▶ WHAT YOU HAVE TO DO:
Make an exact copy of all the data.

(Dataset records)
********
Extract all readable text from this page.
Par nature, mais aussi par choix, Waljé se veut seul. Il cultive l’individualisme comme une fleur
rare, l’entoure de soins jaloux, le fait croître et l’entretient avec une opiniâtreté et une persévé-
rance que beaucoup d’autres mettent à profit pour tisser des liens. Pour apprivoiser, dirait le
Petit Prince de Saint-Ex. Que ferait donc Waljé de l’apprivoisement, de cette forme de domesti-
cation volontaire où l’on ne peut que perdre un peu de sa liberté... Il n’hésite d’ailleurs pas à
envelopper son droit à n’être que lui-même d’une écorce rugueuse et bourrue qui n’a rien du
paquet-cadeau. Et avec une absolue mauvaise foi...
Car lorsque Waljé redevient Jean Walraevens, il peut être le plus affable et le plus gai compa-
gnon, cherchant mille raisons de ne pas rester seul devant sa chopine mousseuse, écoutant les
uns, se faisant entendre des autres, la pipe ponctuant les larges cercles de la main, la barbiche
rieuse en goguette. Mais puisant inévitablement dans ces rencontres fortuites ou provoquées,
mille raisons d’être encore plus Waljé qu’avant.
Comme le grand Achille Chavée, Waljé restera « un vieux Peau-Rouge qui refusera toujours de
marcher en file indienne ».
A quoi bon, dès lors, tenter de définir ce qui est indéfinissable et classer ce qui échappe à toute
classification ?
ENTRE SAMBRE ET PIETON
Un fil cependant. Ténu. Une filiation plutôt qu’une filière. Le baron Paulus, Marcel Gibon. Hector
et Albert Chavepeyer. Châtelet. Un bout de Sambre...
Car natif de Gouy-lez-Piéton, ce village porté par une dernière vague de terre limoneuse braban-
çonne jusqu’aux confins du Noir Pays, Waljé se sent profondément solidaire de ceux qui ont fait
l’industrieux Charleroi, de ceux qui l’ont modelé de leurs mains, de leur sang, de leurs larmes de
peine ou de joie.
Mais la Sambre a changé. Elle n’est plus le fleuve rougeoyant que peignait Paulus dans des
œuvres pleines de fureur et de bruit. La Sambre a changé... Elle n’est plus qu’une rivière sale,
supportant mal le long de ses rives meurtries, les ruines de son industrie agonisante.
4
********
▶ PROBLEM SOLUTION:
Extract all readable text from this page.
Par nature, mais aussi par choix, Waljé se veut seul. Il cultive l’individualisme comme une fleur
rare, l’entoure de soins jaloux, le fait croître et l’entretient avec une opiniâtreté et une persévé-
rance que beaucoup d’autres mettent à profit pour tisser des liens. Pour apprivoiser, dirait le
Petit Prince de Saint-Ex. Que ferait donc Waljé de l’apprivoisement, de cette forme de domesti-
cation volontaire où l’on ne peut que perdre un peu de sa liberté... Il n’hésite d’ailleurs pas à
envelopper son droit à n’être que lui-même d’une écorce rugueuse et bourrue qui n’a rien du
paquet-cadeau. Et avec une absolue mauvaise foi...
Car lorsque Waljé redevient Jean Walraevens, il peut être le plus affable et le plus gai compa-
gnon, cherchant mille raisons de ne pas rester seul devant sa chopine mousseuse, écoutant les
uns, se faisant entendre des autres, la pipe ponctuant les larges cercles de la main, la barbiche
rieuse en goguette. Mais puisant inévitablement dans ces rencontres fortuites ou provoquées,
mille raisons d’être encore plus Waljé qu’avant.
Comme le grand Achille Chavée, Waljé restera « un vieux Peau-Rouge qui refusera toujours de
marcher en file indienne ».
A quoi bon, dès lors, tenter de définir ce qui est indéfinissable et classer ce qui échappe à toute
classification ?
ENTRE SAMBRE ET PIETON
Un fil cependant. Ténu. Une filiation plutôt qu’une filière. Le baron Paulus, Marcel Gibon. Hector
et Albert Chavepeyer. Châtelet. Un bout de Sambre...
Car natif de Gouy-lez-Piéton, ce village porté par une dernière vague de terre limoneuse braban-
çonne jusqu’aux confins du Noir Pays, Waljé se sent profondément solidaire de ceux qui ont fait
l’industrieux Charleroi, de ceux qui l’ont modelé de leurs mains, de leur sang, de leurs larmes de
peine ou de joie.
Mais la Sambre a changé. Elle n’est plus le fleuve rougeoyant que peignait Paulus dans des
œuvres pleines de fureur et de bruit. La Sambre a changé... Elle n’est plus qu’une rivière sale,
supportant mal le long de ses rives meurtries, les ruines de son industrie agonisante.
4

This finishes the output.